## [Your instructions]
Retype every entry exactly, character for character.

## [Material to process]

****************************************

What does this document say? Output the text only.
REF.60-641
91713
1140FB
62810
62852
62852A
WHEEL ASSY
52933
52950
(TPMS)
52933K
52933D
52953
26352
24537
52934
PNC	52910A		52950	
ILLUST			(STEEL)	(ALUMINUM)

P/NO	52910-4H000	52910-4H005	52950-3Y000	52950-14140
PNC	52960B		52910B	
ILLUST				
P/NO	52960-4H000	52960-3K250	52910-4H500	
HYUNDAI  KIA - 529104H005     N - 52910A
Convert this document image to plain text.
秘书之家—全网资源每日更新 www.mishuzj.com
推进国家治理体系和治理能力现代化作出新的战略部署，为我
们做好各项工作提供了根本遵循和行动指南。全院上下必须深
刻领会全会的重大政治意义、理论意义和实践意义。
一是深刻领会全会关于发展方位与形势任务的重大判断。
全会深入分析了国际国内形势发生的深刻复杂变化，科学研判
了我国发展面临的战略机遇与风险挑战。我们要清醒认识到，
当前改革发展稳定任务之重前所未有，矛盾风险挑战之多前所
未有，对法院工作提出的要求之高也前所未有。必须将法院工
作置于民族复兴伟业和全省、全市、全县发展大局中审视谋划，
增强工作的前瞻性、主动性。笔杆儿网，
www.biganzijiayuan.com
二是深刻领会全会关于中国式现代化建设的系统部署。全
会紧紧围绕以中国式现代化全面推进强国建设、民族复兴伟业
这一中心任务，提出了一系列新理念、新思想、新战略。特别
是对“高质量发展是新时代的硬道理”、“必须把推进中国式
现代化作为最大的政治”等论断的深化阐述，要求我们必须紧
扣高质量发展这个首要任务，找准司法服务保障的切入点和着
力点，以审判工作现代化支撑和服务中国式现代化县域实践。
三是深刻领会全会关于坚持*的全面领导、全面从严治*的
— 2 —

****************************************

## [Result]
What does this document say? Output the text only.
REF.60-641
91713
1140FB
62810
62852
62852A
WHEEL ASSY
52933
52950
(TPMS)
52933K
52933D
52953
26352
24537
52934
PNC	52910A		52950	
ILLUST			(STEEL)	(ALUMINUM)

P/NO	52910-4H000	52910-4H005	52950-3Y000	52950-14140
PNC	52960B		52910B	
ILLUST				
P/NO	52960-4H000	52960-3K250	52910-4H500	
HYUNDAI  KIA - 529104H005     N - 52910A
Convert this document image to plain text.
秘书之家—全网资源每日更新 www.mishuzj.com
推进国家治理体系和治理能力现代化作出新的战略部署，为我
们做好各项工作提供了根本遵循和行动指南。全院上下必须深
刻领会全会的重大政治意义、理论意义和实践意义。
一是深刻领会全会关于发展方位与形势任务的重大判断。
全会深入分析了国际国内形势发生的深刻复杂变化，科学研判
了我国发展面临的战略机遇与风险挑战。我们要清醒认识到，
当前改革发展稳定任务之重前所未有，矛盾风险挑战之多前所
未有，对法院工作提出的要求之高也前所未有。必须将法院工
作置于民族复兴伟业和全省、全市、全县发展大局中审视谋划，
增强工作的前瞻性、主动性。笔杆儿网，
www.biganzijiayuan.com
二是深刻领会全会关于中国式现代化建设的系统部署。全
会紧紧围绕以中国式现代化全面推进强国建设、民族复兴伟业
这一中心任务，提出了一系列新理念、新思想、新战略。特别
是对“高质量发展是新时代的硬道理”、“必须把推进中国式
现代化作为最大的政治”等论断的深化阐述，要求我们必须紧
扣高质量发展这个首要任务，找准司法服务保障的切入点和着
力点，以审判工作现代化支撑和服务中国式现代化县域实践。
三是深刻领会全会关于坚持*的全面领导、全面从严治*的
— 2 —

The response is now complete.